:: Given data ::
>>>
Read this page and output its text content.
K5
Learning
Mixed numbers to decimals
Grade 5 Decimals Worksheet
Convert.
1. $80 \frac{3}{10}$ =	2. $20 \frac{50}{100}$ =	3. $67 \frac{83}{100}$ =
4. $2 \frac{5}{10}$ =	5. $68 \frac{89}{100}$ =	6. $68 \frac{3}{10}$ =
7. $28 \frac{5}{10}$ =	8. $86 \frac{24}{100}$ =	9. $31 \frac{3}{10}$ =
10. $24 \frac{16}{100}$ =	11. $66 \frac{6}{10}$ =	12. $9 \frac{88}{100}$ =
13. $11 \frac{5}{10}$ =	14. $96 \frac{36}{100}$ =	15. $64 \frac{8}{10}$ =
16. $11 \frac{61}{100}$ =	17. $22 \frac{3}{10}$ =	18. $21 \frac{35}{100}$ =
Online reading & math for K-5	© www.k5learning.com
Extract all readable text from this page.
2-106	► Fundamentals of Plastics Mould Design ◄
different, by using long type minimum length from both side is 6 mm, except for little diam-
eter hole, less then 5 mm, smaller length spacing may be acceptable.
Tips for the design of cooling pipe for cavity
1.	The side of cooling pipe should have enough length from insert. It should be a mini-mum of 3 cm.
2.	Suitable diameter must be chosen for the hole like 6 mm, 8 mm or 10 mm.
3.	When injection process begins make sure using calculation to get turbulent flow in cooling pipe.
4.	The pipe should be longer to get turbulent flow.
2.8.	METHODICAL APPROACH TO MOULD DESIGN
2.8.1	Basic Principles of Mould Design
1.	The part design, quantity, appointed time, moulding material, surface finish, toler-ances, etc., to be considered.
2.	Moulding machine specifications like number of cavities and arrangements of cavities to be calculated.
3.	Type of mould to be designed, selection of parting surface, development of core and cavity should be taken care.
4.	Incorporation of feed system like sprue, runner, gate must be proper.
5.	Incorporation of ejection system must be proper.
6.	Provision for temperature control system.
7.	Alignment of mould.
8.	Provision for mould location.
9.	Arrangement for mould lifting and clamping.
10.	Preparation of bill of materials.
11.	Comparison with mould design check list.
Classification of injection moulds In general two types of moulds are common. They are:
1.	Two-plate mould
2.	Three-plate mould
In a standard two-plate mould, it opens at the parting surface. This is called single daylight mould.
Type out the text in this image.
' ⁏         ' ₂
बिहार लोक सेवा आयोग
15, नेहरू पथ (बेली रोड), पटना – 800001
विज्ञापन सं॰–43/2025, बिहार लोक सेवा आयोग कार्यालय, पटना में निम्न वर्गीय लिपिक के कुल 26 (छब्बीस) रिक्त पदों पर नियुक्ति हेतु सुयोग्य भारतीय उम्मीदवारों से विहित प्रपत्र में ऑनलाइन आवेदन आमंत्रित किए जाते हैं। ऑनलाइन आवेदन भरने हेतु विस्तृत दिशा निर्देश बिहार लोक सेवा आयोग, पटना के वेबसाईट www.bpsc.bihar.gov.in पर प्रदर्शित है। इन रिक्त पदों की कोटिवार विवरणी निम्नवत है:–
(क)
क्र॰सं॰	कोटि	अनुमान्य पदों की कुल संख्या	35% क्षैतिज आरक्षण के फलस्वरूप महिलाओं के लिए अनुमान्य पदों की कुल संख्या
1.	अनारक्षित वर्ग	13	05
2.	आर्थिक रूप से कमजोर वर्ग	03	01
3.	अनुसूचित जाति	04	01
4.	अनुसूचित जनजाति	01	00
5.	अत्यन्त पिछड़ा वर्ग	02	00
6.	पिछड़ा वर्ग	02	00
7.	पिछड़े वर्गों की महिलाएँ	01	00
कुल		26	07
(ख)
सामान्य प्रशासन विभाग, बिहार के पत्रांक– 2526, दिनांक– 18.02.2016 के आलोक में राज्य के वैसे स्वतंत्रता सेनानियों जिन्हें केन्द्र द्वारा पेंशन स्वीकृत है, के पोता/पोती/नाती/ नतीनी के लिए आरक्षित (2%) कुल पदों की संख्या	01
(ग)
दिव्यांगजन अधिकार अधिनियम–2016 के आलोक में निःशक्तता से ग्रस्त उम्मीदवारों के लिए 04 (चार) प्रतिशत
<<<
:: Work to complete ::
Wherever "like" shows up in a line, copy that line.

:: Task answer ::
2.	Suitable diameter must be chosen for the hole like 6 mm, 8 mm or 10 mm.
2.	Moulding machine specifications like number of cavities and arrangements of cavities to be calculated.
4.	Incorporation of feed system like sprue, runner, gate must be proper.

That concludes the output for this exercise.